#### INPUT DATA ####
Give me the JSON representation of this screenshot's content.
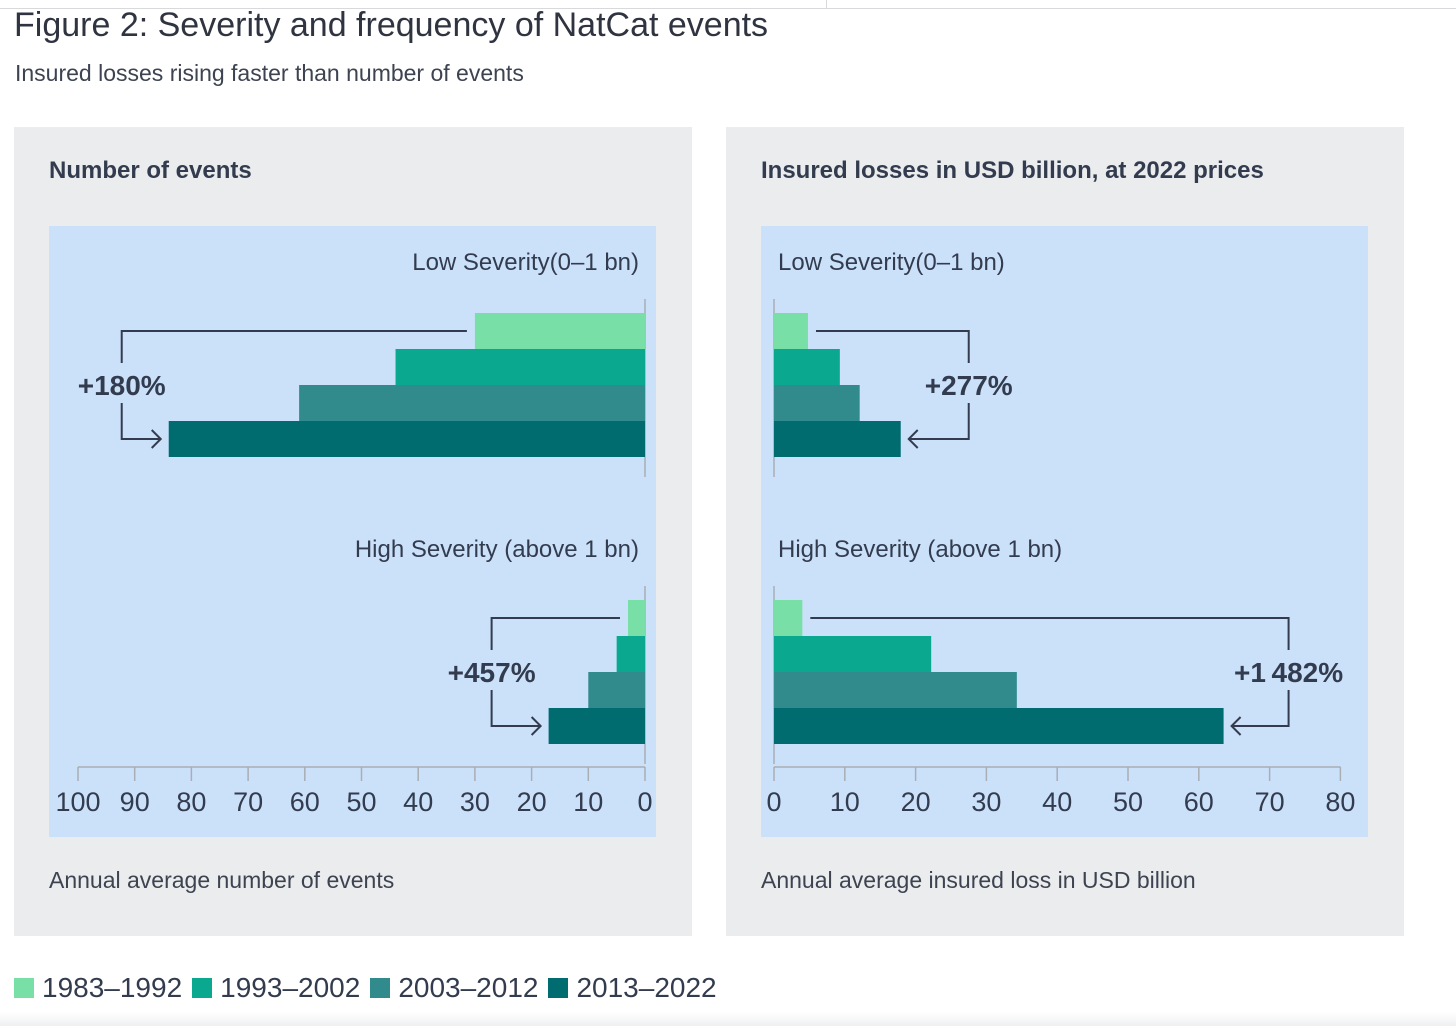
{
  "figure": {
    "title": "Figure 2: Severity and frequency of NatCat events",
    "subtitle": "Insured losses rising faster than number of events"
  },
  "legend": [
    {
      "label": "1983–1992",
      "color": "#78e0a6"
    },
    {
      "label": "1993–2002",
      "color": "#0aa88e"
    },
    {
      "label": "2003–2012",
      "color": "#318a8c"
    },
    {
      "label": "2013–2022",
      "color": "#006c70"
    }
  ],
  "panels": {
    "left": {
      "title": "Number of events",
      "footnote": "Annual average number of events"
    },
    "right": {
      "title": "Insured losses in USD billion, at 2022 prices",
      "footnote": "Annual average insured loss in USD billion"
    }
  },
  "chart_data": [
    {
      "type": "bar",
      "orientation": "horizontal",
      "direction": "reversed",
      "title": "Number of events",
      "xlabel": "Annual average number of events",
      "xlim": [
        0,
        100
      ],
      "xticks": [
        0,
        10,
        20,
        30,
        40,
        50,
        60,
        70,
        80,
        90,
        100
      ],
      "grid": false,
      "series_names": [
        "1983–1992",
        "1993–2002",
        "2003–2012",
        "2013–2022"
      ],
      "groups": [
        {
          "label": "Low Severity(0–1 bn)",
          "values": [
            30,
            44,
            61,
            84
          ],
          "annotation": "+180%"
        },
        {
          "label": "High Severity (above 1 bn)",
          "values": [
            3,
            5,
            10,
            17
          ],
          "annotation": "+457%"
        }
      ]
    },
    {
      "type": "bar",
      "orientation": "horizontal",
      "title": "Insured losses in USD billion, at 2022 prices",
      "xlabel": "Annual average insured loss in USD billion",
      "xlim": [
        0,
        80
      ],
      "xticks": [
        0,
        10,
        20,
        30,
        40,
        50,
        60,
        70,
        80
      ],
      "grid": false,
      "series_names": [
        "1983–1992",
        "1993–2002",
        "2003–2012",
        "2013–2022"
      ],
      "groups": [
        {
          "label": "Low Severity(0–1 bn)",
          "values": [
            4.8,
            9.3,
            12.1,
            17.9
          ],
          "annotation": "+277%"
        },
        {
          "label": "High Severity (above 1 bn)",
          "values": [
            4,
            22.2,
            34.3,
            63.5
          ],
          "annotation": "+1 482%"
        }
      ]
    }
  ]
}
####
- WHAT IS BEING ASKED
List the lines of the records where "average" occurs.

- TASK RESULT
      "footnote": "Annual average number of events"
      "footnote": "Annual average insured loss in USD billion"
      "xlabel": "Annual average number of events",
      "xlabel": "Annual average insured loss in USD billion",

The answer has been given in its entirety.